Copy out each line containing "course" from the entries below.

****

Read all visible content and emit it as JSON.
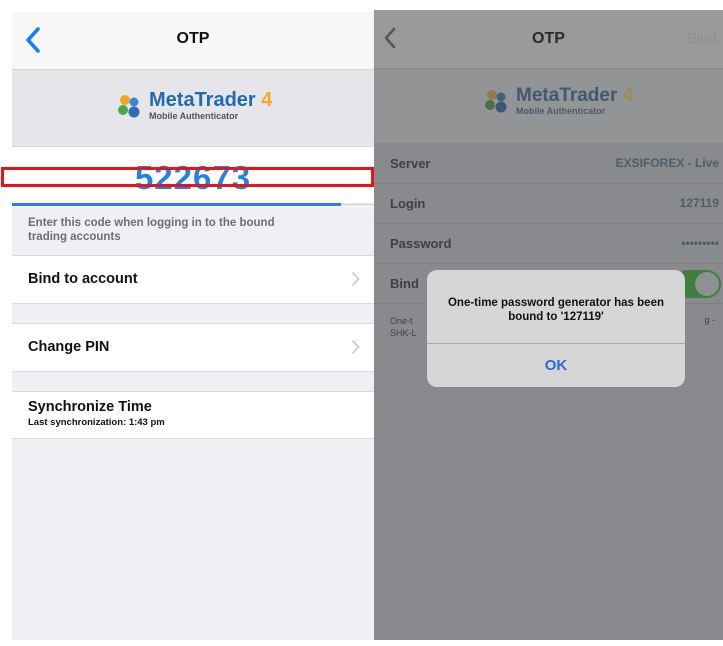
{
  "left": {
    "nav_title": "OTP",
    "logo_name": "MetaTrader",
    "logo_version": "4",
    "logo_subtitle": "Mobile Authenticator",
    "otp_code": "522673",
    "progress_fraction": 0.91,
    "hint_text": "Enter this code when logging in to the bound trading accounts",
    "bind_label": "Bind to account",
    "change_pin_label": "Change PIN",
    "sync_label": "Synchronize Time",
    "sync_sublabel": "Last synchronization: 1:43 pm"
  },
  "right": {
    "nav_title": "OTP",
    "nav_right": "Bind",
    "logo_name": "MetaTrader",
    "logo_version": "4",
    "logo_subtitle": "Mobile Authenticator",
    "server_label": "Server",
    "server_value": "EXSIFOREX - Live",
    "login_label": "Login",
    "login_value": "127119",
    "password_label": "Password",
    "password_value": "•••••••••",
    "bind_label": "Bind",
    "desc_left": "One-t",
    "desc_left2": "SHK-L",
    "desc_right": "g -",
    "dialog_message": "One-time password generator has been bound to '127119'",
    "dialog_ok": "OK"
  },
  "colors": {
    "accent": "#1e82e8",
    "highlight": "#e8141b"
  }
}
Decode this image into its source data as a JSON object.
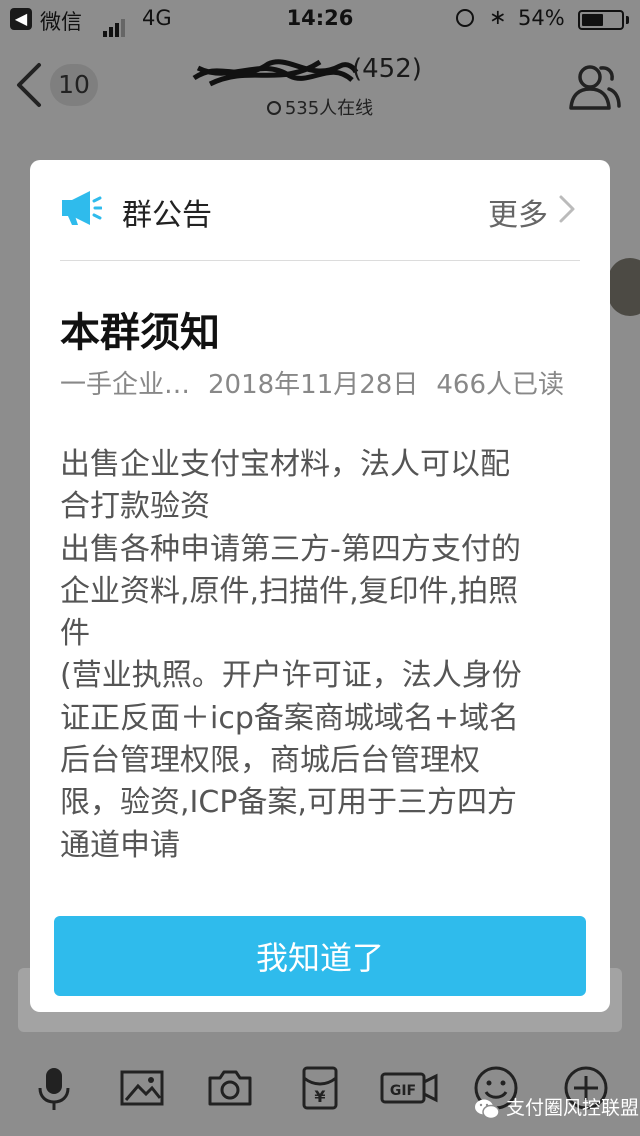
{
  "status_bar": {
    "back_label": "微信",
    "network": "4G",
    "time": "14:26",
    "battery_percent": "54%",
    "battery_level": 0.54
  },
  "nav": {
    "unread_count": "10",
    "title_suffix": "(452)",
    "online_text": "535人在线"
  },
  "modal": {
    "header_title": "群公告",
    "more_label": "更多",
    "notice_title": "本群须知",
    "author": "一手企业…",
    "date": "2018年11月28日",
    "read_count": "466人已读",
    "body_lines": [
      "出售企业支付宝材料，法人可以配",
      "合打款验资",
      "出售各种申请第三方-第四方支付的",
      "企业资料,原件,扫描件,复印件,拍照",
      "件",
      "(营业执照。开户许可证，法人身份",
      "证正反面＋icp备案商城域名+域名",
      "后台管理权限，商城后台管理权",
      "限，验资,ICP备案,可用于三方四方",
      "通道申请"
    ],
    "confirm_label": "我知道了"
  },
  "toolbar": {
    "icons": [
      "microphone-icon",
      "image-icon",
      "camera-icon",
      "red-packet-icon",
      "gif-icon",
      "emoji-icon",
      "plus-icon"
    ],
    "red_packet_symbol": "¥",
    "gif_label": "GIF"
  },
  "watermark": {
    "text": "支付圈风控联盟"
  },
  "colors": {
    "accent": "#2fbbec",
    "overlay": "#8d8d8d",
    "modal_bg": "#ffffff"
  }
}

****

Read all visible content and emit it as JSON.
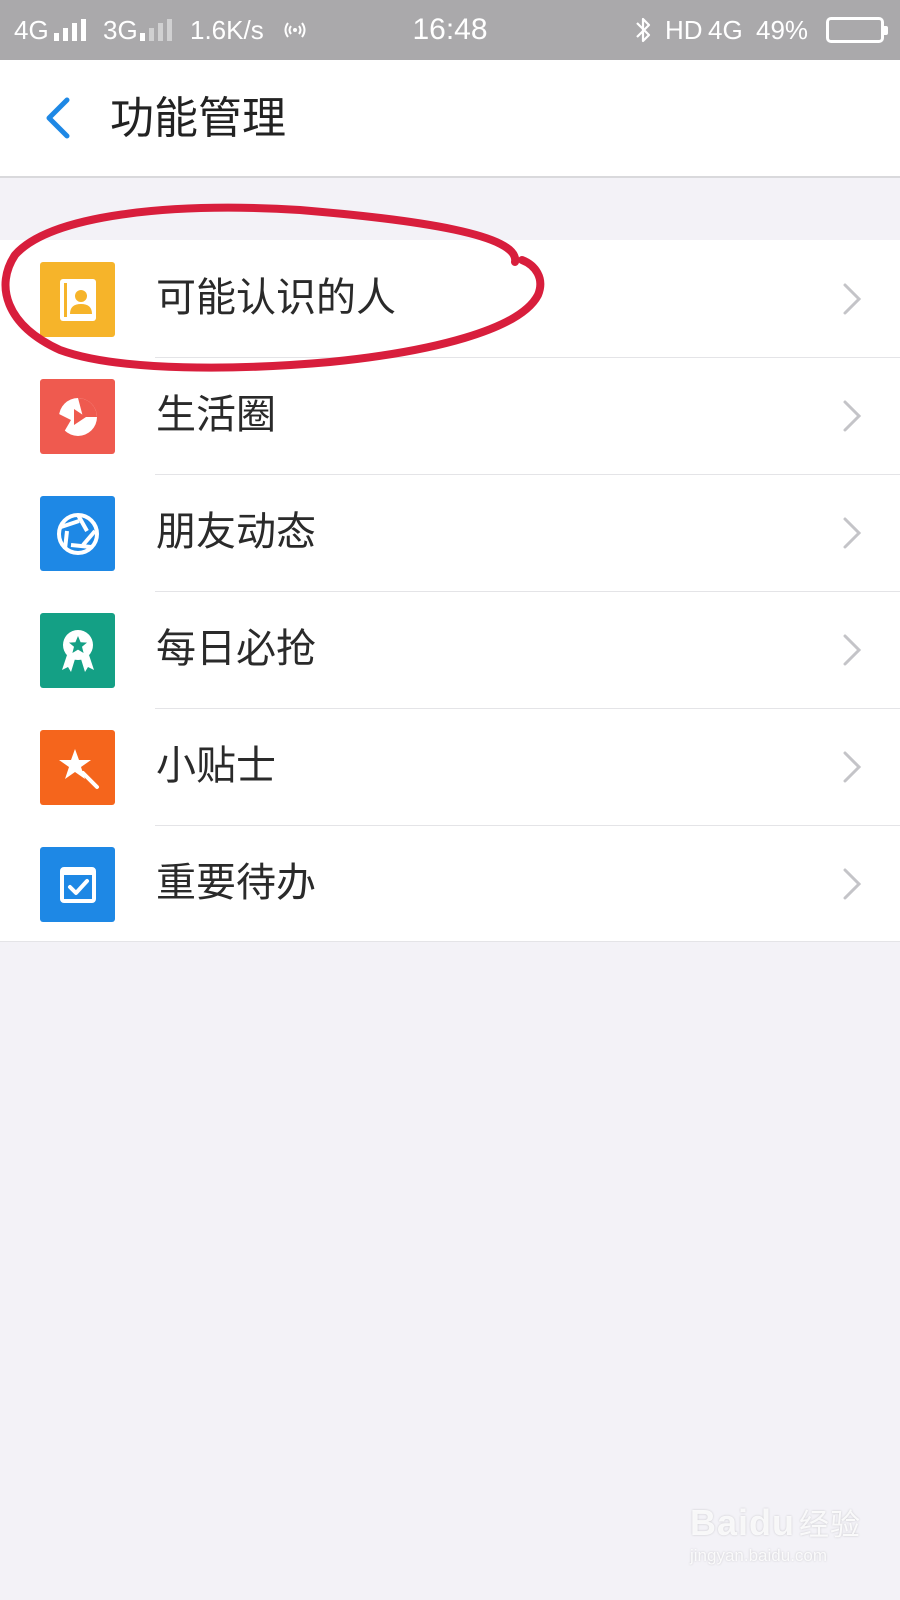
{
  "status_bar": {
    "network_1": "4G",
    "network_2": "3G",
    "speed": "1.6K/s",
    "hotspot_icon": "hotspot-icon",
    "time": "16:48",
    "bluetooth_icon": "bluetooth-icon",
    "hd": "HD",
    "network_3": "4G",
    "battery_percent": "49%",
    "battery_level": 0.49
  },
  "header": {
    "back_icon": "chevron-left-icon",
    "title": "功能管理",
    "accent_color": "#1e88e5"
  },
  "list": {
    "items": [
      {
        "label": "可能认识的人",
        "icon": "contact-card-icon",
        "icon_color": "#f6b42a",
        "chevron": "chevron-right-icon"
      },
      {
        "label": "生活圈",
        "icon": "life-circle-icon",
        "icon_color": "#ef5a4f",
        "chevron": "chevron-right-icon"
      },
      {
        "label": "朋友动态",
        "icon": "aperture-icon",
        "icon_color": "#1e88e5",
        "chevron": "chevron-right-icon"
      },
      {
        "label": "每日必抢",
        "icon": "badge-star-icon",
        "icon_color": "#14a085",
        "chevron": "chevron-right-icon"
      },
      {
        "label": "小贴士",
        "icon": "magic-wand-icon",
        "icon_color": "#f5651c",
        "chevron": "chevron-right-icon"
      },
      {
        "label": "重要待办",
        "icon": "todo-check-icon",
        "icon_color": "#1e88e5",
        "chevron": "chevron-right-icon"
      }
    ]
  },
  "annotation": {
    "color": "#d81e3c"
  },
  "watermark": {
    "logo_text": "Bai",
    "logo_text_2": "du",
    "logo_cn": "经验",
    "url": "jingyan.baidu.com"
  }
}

****

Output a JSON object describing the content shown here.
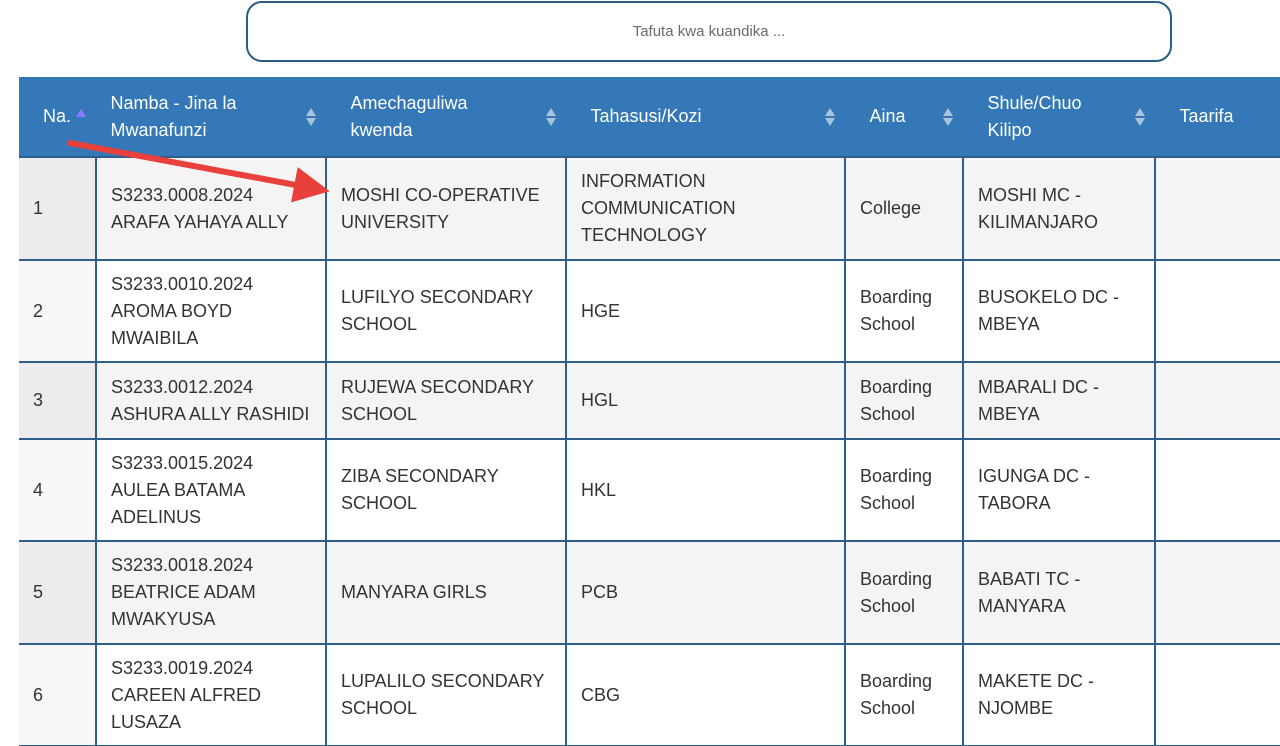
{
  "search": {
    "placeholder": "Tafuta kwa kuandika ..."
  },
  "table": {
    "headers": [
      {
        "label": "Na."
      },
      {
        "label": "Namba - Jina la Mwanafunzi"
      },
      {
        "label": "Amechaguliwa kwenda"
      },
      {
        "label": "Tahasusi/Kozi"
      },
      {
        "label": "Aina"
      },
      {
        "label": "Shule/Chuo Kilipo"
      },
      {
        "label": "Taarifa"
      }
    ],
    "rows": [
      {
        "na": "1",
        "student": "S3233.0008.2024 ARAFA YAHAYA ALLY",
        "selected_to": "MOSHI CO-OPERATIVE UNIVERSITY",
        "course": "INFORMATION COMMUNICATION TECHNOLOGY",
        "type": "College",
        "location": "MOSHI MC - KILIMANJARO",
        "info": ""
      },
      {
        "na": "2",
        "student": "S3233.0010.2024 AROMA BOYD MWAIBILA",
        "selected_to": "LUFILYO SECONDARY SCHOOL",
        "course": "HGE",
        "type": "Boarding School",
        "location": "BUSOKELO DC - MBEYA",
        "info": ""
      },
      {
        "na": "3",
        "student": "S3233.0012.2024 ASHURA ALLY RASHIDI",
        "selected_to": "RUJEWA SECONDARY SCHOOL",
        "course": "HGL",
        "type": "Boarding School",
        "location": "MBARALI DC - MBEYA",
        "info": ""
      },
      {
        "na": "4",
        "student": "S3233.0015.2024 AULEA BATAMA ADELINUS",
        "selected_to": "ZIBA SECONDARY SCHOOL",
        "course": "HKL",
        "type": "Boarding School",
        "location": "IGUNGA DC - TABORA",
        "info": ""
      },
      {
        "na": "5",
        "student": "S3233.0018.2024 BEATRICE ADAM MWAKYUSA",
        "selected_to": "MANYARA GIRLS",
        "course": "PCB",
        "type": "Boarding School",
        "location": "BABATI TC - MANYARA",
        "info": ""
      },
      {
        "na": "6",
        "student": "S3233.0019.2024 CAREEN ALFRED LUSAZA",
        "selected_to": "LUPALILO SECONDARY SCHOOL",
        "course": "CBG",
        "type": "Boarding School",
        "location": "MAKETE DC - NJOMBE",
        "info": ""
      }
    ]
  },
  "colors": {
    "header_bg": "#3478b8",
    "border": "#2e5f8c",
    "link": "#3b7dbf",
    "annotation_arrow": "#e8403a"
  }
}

****

> OUTPUT OF THE TASK
        "course": "INFORMATION COMMUNICATION TECHNOLOGY",
        "course": "HGE",
        "course": "HGL",
        "course": "HKL",
        "course": "PCB",
        "course": "CBG",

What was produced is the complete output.